(Stored data)
/---
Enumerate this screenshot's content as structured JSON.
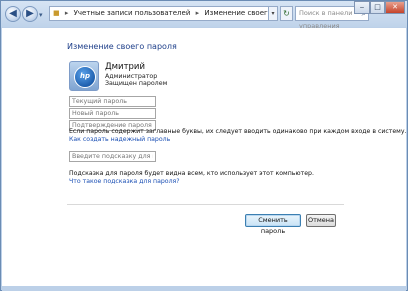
{
  "titlebar": {
    "breadcrumb": [
      "Учетные записи пользователей",
      "Изменение своего пароля"
    ],
    "search_placeholder": "Поиск в панели управления",
    "back": "◀",
    "forward": "▶",
    "history": "▾",
    "refresh": "↻",
    "minimize": "‒",
    "maximize": "□",
    "close": "✕"
  },
  "page": {
    "heading": "Изменение своего пароля"
  },
  "user": {
    "avatar_text": "hp",
    "name": "Дмитрий",
    "role": "Администратор",
    "protection": "Защищен паролем"
  },
  "form": {
    "current_password_placeholder": "Текущий пароль",
    "new_password_placeholder": "Новый пароль",
    "confirm_password_placeholder": "Подтверждение пароля",
    "case_note": "Если пароль содержит заглавные буквы, их следует вводить одинаково при каждом входе в систему.",
    "strong_password_link": "Как создать надежный пароль",
    "hint_placeholder": "Введите подсказку для пароля",
    "hint_note": "Подсказка для пароля будет видна всем, кто использует этот компьютер.",
    "hint_link": "Что такое подсказка для пароля?"
  },
  "buttons": {
    "change": "Сменить пароль",
    "cancel": "Отмена"
  },
  "colors": {
    "accent_link": "#1a4fb4",
    "heading": "#1e3f8a",
    "frame": "#bcd0e8"
  }
}
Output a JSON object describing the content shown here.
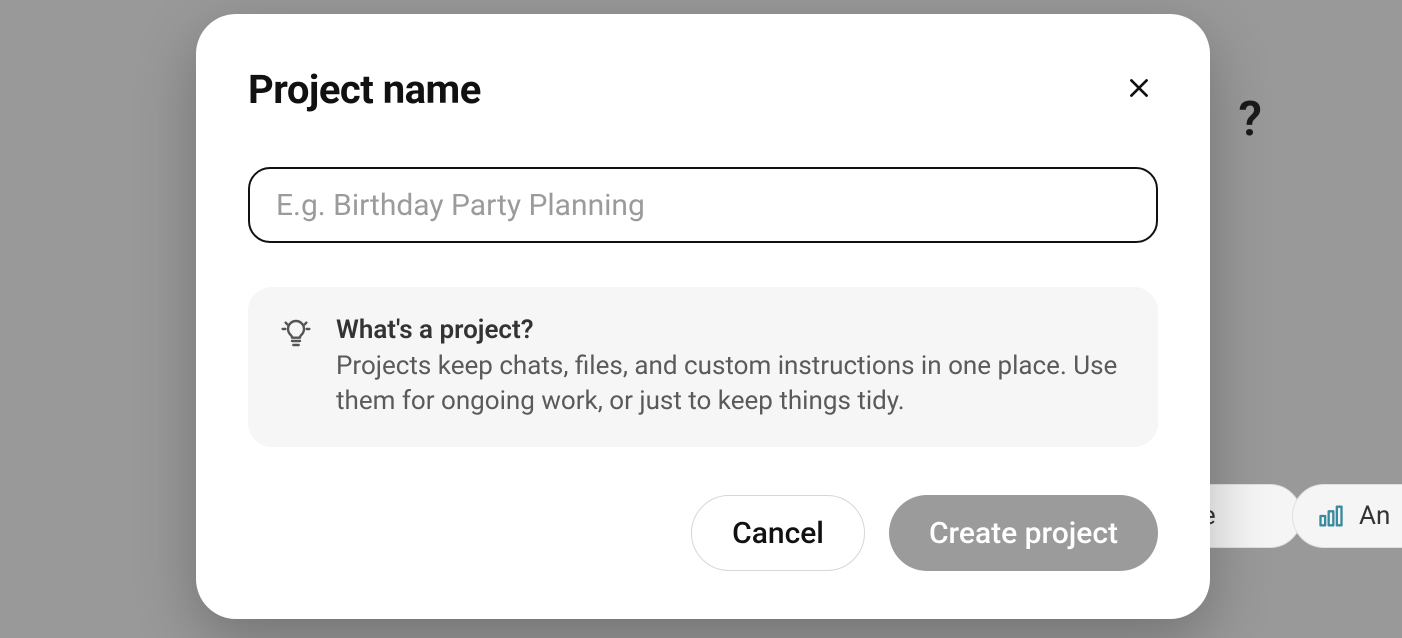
{
  "modal": {
    "title": "Project name",
    "input": {
      "placeholder": "E.g. Birthday Party Planning",
      "value": ""
    },
    "info": {
      "title": "What's a project?",
      "body": "Projects keep chats, files, and custom instructions in one place. Use them for ongoing work, or just to keep things tidy."
    },
    "buttons": {
      "cancel": "Cancel",
      "create": "Create project"
    }
  },
  "background": {
    "text_fragment": "?",
    "pill_one_label": "ite",
    "pill_two_label": "An"
  }
}
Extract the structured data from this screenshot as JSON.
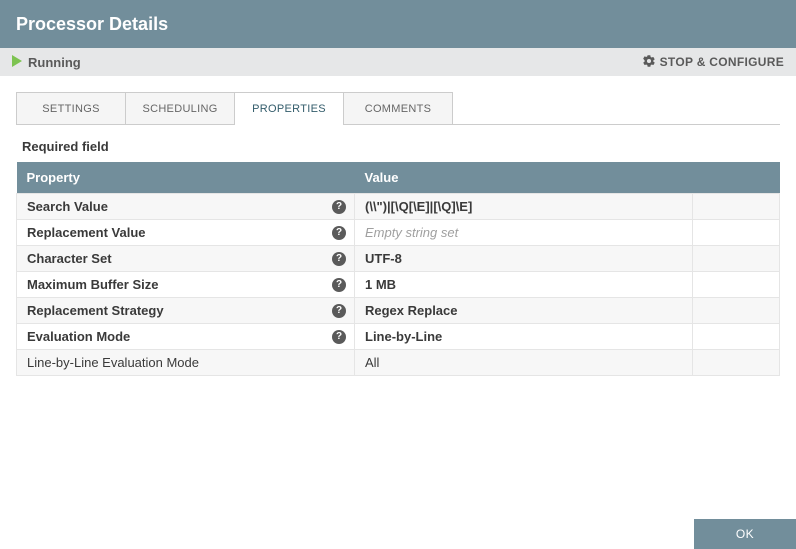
{
  "colors": {
    "primary": "#728e9b",
    "running": "#7dc351"
  },
  "header": {
    "title": "Processor Details"
  },
  "status": {
    "state": "Running",
    "stop_configure": "STOP & CONFIGURE"
  },
  "tabs": [
    {
      "id": "settings",
      "label": "SETTINGS",
      "active": false
    },
    {
      "id": "scheduling",
      "label": "SCHEDULING",
      "active": false
    },
    {
      "id": "properties",
      "label": "PROPERTIES",
      "active": true
    },
    {
      "id": "comments",
      "label": "COMMENTS",
      "active": false
    }
  ],
  "required_label": "Required field",
  "table": {
    "headers": {
      "property": "Property",
      "value": "Value"
    },
    "rows": [
      {
        "property": "Search Value",
        "bold": true,
        "help": true,
        "value": "(\\\\\")|[\\Q[\\E]|[\\Q]\\E]",
        "value_bold_mixed": true
      },
      {
        "property": "Replacement Value",
        "bold": true,
        "help": true,
        "value": "Empty string set",
        "placeholder": true
      },
      {
        "property": "Character Set",
        "bold": true,
        "help": true,
        "value": "UTF-8"
      },
      {
        "property": "Maximum Buffer Size",
        "bold": true,
        "help": true,
        "value": "1 MB"
      },
      {
        "property": "Replacement Strategy",
        "bold": true,
        "help": true,
        "value": "Regex Replace"
      },
      {
        "property": "Evaluation Mode",
        "bold": true,
        "help": true,
        "value": "Line-by-Line"
      },
      {
        "property": "Line-by-Line Evaluation Mode",
        "bold": false,
        "help": false,
        "value": "All",
        "value_bold": false
      }
    ]
  },
  "footer": {
    "ok": "OK"
  },
  "icons": {
    "help_glyph": "?"
  }
}
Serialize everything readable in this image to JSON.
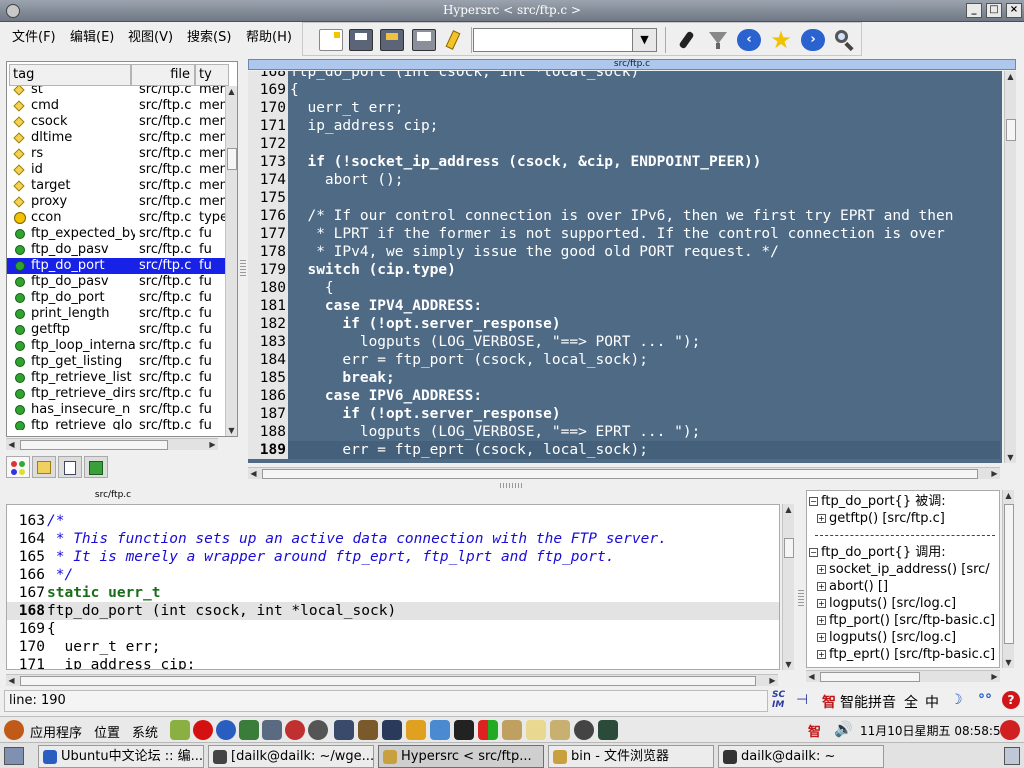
{
  "window": {
    "title": "Hypersrc < src/ftp.c >"
  },
  "menu": [
    "文件(F)",
    "编辑(E)",
    "视图(V)",
    "搜索(S)",
    "帮助(H)"
  ],
  "toolbar": {
    "search_value": ""
  },
  "tagpanel": {
    "columns": [
      "tag",
      "file",
      "ty"
    ],
    "rows": [
      {
        "name": "st",
        "file": "src/ftp.c",
        "type": "mem",
        "icon": "member"
      },
      {
        "name": "cmd",
        "file": "src/ftp.c",
        "type": "mem",
        "icon": "member"
      },
      {
        "name": "csock",
        "file": "src/ftp.c",
        "type": "mem",
        "icon": "member"
      },
      {
        "name": "dltime",
        "file": "src/ftp.c",
        "type": "mem",
        "icon": "member"
      },
      {
        "name": "rs",
        "file": "src/ftp.c",
        "type": "mem",
        "icon": "member"
      },
      {
        "name": "id",
        "file": "src/ftp.c",
        "type": "mem",
        "icon": "member"
      },
      {
        "name": "target",
        "file": "src/ftp.c",
        "type": "mem",
        "icon": "member"
      },
      {
        "name": "proxy",
        "file": "src/ftp.c",
        "type": "mem",
        "icon": "member"
      },
      {
        "name": "ccon",
        "file": "src/ftp.c",
        "type": "type",
        "icon": "type"
      },
      {
        "name": "ftp_expected_by",
        "file": "src/ftp.c",
        "type": "fu",
        "icon": "function"
      },
      {
        "name": "ftp_do_pasv",
        "file": "src/ftp.c",
        "type": "fu",
        "icon": "function"
      },
      {
        "name": "ftp_do_port",
        "file": "src/ftp.c",
        "type": "fu",
        "icon": "function",
        "selected": true
      },
      {
        "name": "ftp_do_pasv",
        "file": "src/ftp.c",
        "type": "fu",
        "icon": "function"
      },
      {
        "name": "ftp_do_port",
        "file": "src/ftp.c",
        "type": "fu",
        "icon": "function"
      },
      {
        "name": "print_length",
        "file": "src/ftp.c",
        "type": "fu",
        "icon": "function"
      },
      {
        "name": "getftp",
        "file": "src/ftp.c",
        "type": "fu",
        "icon": "function"
      },
      {
        "name": "ftp_loop_interna",
        "file": "src/ftp.c",
        "type": "fu",
        "icon": "function"
      },
      {
        "name": "ftp_get_listing",
        "file": "src/ftp.c",
        "type": "fu",
        "icon": "function"
      },
      {
        "name": "ftp_retrieve_list",
        "file": "src/ftp.c",
        "type": "fu",
        "icon": "function"
      },
      {
        "name": "ftp_retrieve_dirs",
        "file": "src/ftp.c",
        "type": "fu",
        "icon": "function"
      },
      {
        "name": "has_insecure_n",
        "file": "src/ftp.c",
        "type": "fu",
        "icon": "function"
      },
      {
        "name": "ftp_retrieve_glo",
        "file": "src/ftp.c",
        "type": "fu",
        "icon": "function"
      }
    ]
  },
  "code_top": {
    "tab": "src/ftp.c",
    "lines": [
      {
        "n": "168",
        "t": "ftp_do_port (int csock, int *local_sock)"
      },
      {
        "n": "169",
        "t": "{"
      },
      {
        "n": "170",
        "t": "  uerr_t err;"
      },
      {
        "n": "171",
        "t": "  ip_address cip;"
      },
      {
        "n": "172",
        "t": ""
      },
      {
        "n": "173",
        "t": "  if (!socket_ip_address (csock, &cip, ENDPOINT_PEER))"
      },
      {
        "n": "174",
        "t": "    abort ();"
      },
      {
        "n": "175",
        "t": ""
      },
      {
        "n": "176",
        "t": "  /* If our control connection is over IPv6, then we first try EPRT and then"
      },
      {
        "n": "177",
        "t": "   * LPRT if the former is not supported. If the control connection is over"
      },
      {
        "n": "178",
        "t": "   * IPv4, we simply issue the good old PORT request. */"
      },
      {
        "n": "179",
        "t": "  switch (cip.type)"
      },
      {
        "n": "180",
        "t": "    {"
      },
      {
        "n": "181",
        "t": "    case IPV4_ADDRESS:"
      },
      {
        "n": "182",
        "t": "      if (!opt.server_response)"
      },
      {
        "n": "183",
        "t": "        logputs (LOG_VERBOSE, \"==> PORT ... \");"
      },
      {
        "n": "184",
        "t": "      err = ftp_port (csock, local_sock);"
      },
      {
        "n": "185",
        "t": "      break;"
      },
      {
        "n": "186",
        "t": "    case IPV6_ADDRESS:"
      },
      {
        "n": "187",
        "t": "      if (!opt.server_response)"
      },
      {
        "n": "188",
        "t": "        logputs (LOG_VERBOSE, \"==> EPRT ... \");"
      },
      {
        "n": "189",
        "t": "      err = ftp_eprt (csock, local_sock);"
      }
    ]
  },
  "code_bottom": {
    "tab": "src/ftp.c",
    "lines": [
      {
        "n": "163",
        "t": "/*",
        "k": "cm"
      },
      {
        "n": "164",
        "t": " * This function sets up an active data connection with the FTP server.",
        "k": "cm"
      },
      {
        "n": "165",
        "t": " * It is merely a wrapper around ftp_eprt, ftp_lprt and ftp_port.",
        "k": "cm"
      },
      {
        "n": "166",
        "t": " */",
        "k": "cm"
      },
      {
        "n": "167",
        "t": "static uerr_t",
        "k": "kw"
      },
      {
        "n": "168",
        "t": "ftp_do_port (int csock, int *local_sock)",
        "k": "hl"
      },
      {
        "n": "169",
        "t": "{",
        "k": ""
      },
      {
        "n": "170",
        "t": "  uerr_t err;",
        "k": ""
      },
      {
        "n": "171",
        "t": "  ip_address cip;",
        "k": ""
      }
    ]
  },
  "callpanel": {
    "callers_title": "ftp_do_port{} 被调:",
    "callers": [
      "getftp() [src/ftp.c]"
    ],
    "callees_title": "ftp_do_port{} 调用:",
    "callees": [
      "socket_ip_address() [src/",
      "abort() []",
      "logputs() [src/log.c]",
      "ftp_port() [src/ftp-basic.c]",
      "logputs() [src/log.c]",
      "ftp_eprt() [src/ftp-basic.c]"
    ]
  },
  "status": {
    "line": "line: 190"
  },
  "ime": {
    "logo": "SCIM",
    "mode": "智能拼音",
    "full": "全",
    "lang": "中"
  },
  "gnome_panel": {
    "menus": [
      "应用程序",
      "位置",
      "系统"
    ],
    "clock": "11月10日星期五 08:58:52",
    "tasks": [
      {
        "label": "Ubuntu中文论坛 :: 编...",
        "active": false
      },
      {
        "label": "[dailk@dailk: ~/wge...",
        "active": false
      },
      {
        "label": "Hypersrc < src/ftp...",
        "active": true
      },
      {
        "label": "bin - 文件浏览器",
        "active": false
      },
      {
        "label": "dailk@dailk: ~",
        "active": false
      }
    ]
  }
}
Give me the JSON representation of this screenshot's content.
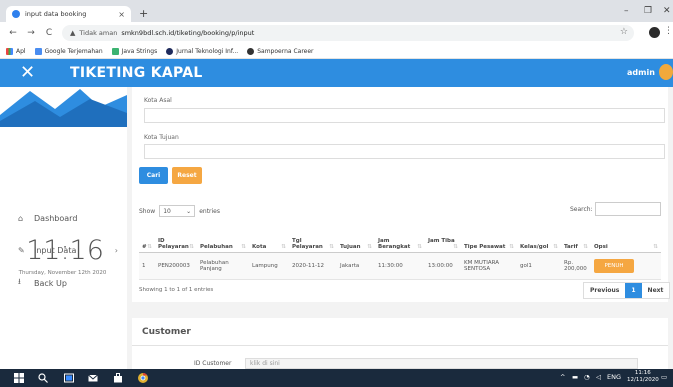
{
  "browser": {
    "tab_title": "input data booking",
    "tab_close": "×",
    "new_tab": "+",
    "win_min": "–",
    "win_max": "❐",
    "win_close": "✕",
    "back": "←",
    "forward": "→",
    "reload": "C",
    "insecure_label": "Tidak aman",
    "url": "smkn9bdl.sch.id/tiketing/booking/p/input",
    "bookmarks": [
      "Apl",
      "Google Terjemahan",
      "Java Strings",
      "Jurnal Teknologi Inf...",
      "Sampoerna Career"
    ]
  },
  "header": {
    "brand": "TIKETING KAPAL",
    "user": "admin",
    "close_glyph": "✕"
  },
  "sidebar": {
    "clock": "11:16",
    "date": "Thursday, November 12th 2020",
    "items": [
      {
        "label": "Dashboard",
        "icon": "home-icon"
      },
      {
        "label": "Input Data",
        "icon": "edit-icon",
        "chevron": "›"
      },
      {
        "label": "Back Up",
        "icon": "download-icon"
      }
    ]
  },
  "form": {
    "kota_asal_label": "Kota Asal",
    "kota_tujuan_label": "Kota Tujuan",
    "cari_label": "Cari",
    "reset_label": "Reset"
  },
  "table": {
    "show_label": "Show",
    "entries_label": "entries",
    "page_size": "10",
    "search_label": "Search:",
    "columns": [
      "#",
      "ID Pelayaran",
      "Pelabuhan",
      "Kota",
      "Tgl Pelayaran",
      "Tujuan",
      "Jam Berangkat",
      "Jam Tiba",
      "Tipe Pesawat",
      "Kelas/gol",
      "Tarif",
      "Opsi"
    ],
    "rows": [
      {
        "no": "1",
        "id": "PEN200003",
        "pelabuhan": "Pelabuhan Panjang",
        "kota": "Lampung",
        "tgl": "2020-11-12",
        "tujuan": "Jakarta",
        "berangkat": "11:30:00",
        "tiba": "13:00:00",
        "tipe": "KM MUTIARA SENTOSA",
        "kelas": "gol1",
        "tarif": "Rp. 200,000",
        "opsi": "PENUH"
      }
    ],
    "info": "Showing 1 to 1 of 1 entries",
    "prev": "Previous",
    "page": "1",
    "next": "Next"
  },
  "customer": {
    "title": "Customer",
    "id_label": "ID Customer",
    "id_placeholder": "klik di sini"
  },
  "taskbar": {
    "lang": "ENG",
    "time": "11:16",
    "date": "12/11/2020",
    "tray_up": "^"
  }
}
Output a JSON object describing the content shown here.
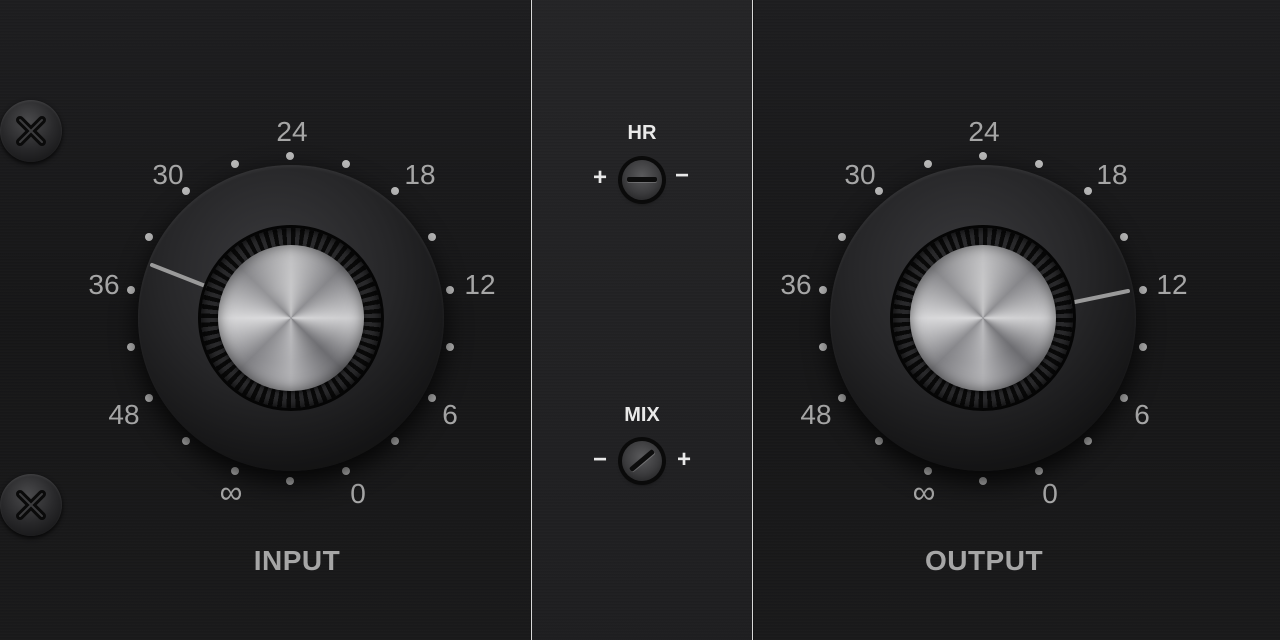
{
  "input": {
    "label": "INPUT",
    "scale_labels": [
      "24",
      "18",
      "12",
      "6",
      "0",
      "∞",
      "48",
      "36",
      "30"
    ],
    "value": "36"
  },
  "output": {
    "label": "OUTPUT",
    "scale_labels": [
      "24",
      "18",
      "12",
      "6",
      "0",
      "∞",
      "48",
      "36",
      "30"
    ],
    "value": "12"
  },
  "hr_trim": {
    "label": "HR",
    "left_sign": "+",
    "right_sign": "−"
  },
  "mix_trim": {
    "label": "MIX",
    "left_sign": "−",
    "right_sign": "+"
  },
  "colors": {
    "panel": "#1a1a1b",
    "scale_text": "#a6a6a6",
    "divider": "#d8d8d8",
    "trim_text": "#e9e9e9"
  }
}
\---
→ **Task details**: Say how many lines contain "control", and give nothing but that number.

→ **Result**: 2